## Begin

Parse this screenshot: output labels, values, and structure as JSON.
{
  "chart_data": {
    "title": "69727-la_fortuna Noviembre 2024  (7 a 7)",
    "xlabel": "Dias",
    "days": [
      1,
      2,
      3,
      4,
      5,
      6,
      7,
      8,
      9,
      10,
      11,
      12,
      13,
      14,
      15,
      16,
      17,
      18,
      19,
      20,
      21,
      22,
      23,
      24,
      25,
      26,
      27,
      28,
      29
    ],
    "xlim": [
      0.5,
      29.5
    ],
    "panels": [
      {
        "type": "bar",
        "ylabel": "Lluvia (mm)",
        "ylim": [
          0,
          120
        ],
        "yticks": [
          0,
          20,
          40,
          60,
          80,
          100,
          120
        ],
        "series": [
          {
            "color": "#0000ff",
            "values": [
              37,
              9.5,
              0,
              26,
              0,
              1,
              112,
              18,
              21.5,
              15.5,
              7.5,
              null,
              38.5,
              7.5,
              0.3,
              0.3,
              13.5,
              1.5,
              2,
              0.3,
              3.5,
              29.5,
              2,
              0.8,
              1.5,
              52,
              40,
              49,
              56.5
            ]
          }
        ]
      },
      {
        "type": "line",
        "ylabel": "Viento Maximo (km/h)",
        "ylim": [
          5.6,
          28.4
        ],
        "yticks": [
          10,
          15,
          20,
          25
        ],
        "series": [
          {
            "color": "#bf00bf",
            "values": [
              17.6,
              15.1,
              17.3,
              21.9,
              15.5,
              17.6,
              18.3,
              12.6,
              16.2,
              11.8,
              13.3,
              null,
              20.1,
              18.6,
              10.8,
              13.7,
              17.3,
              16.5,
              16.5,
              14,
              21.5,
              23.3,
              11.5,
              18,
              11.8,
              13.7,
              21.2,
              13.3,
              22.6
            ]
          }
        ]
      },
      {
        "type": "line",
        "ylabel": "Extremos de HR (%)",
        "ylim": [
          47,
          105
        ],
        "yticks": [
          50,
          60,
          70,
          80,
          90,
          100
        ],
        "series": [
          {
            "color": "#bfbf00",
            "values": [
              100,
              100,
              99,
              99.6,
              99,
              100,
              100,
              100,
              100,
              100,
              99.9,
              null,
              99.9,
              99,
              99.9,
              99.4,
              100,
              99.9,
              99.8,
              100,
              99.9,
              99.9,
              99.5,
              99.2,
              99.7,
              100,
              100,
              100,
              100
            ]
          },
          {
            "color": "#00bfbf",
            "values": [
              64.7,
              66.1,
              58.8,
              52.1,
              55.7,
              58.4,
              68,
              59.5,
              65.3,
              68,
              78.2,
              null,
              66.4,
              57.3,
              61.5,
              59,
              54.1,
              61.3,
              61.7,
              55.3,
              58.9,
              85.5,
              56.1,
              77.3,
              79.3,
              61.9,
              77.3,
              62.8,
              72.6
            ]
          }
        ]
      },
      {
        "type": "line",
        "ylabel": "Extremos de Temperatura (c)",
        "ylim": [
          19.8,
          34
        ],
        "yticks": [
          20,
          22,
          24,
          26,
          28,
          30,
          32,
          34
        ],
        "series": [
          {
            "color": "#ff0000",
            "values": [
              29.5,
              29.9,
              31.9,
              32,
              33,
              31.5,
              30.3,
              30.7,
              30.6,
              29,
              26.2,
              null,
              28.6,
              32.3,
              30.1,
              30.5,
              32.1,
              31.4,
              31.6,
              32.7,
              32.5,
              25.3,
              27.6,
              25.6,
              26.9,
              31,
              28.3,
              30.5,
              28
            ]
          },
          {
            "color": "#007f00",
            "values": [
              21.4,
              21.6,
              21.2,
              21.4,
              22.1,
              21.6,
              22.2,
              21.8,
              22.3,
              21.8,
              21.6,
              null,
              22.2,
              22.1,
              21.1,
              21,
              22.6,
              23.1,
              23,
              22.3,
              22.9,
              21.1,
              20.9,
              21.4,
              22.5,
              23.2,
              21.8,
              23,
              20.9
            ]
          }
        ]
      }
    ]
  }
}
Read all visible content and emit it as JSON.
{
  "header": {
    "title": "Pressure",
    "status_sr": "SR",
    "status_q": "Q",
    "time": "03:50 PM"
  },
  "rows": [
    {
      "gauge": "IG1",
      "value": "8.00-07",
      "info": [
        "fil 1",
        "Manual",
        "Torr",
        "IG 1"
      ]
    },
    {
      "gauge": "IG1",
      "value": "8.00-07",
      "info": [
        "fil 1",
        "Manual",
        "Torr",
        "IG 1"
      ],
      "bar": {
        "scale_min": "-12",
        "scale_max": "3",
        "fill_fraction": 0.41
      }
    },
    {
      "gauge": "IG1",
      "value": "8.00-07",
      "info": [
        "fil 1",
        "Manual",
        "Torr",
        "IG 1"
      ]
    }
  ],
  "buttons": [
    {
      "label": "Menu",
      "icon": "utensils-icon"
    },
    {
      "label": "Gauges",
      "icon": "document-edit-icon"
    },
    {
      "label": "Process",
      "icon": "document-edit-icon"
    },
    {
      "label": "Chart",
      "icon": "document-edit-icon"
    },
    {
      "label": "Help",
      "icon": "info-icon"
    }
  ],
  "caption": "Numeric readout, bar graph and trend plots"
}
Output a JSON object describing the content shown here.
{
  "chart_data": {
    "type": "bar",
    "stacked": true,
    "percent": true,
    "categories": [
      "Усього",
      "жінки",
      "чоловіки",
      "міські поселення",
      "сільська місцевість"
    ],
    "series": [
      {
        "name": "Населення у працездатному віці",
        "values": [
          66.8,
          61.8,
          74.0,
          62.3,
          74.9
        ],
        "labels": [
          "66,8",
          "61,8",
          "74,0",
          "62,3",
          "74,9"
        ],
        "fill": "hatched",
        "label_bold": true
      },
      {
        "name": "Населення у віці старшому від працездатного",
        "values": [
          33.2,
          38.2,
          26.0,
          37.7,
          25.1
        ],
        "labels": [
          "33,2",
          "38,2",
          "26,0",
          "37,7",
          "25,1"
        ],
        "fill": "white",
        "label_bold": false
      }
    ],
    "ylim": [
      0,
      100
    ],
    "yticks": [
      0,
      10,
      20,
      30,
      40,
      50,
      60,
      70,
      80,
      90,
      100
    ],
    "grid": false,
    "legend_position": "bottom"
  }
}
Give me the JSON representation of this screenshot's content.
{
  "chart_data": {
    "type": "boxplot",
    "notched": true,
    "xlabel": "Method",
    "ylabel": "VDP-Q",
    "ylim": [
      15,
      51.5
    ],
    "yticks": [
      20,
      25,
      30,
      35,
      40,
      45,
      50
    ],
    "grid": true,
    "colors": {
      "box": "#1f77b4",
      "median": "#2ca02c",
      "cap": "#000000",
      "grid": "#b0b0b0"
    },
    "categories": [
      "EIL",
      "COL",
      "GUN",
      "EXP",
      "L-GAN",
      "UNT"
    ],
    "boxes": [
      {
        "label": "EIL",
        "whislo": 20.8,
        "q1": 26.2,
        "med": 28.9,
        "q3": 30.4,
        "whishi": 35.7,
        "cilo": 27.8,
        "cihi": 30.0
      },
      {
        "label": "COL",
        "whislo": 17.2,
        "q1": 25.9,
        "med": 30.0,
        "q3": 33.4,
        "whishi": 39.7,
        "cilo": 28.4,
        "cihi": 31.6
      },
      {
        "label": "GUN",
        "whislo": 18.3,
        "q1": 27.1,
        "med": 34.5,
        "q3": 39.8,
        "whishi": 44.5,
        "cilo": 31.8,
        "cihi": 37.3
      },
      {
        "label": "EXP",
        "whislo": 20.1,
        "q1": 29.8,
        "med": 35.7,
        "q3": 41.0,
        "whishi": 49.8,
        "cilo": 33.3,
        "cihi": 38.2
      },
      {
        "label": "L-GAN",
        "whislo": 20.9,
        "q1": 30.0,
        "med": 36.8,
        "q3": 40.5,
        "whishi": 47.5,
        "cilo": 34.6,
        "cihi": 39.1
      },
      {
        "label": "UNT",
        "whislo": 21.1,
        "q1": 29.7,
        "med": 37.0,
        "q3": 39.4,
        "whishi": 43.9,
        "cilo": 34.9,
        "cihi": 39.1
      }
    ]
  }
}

## End

Exercise goal: Where does the word "title" appear? Return each line that holds it.

Solution below:
    "title": "69727-la_fortuna Noviembre 2024  (7 a 7)",
    "title": "Pressure",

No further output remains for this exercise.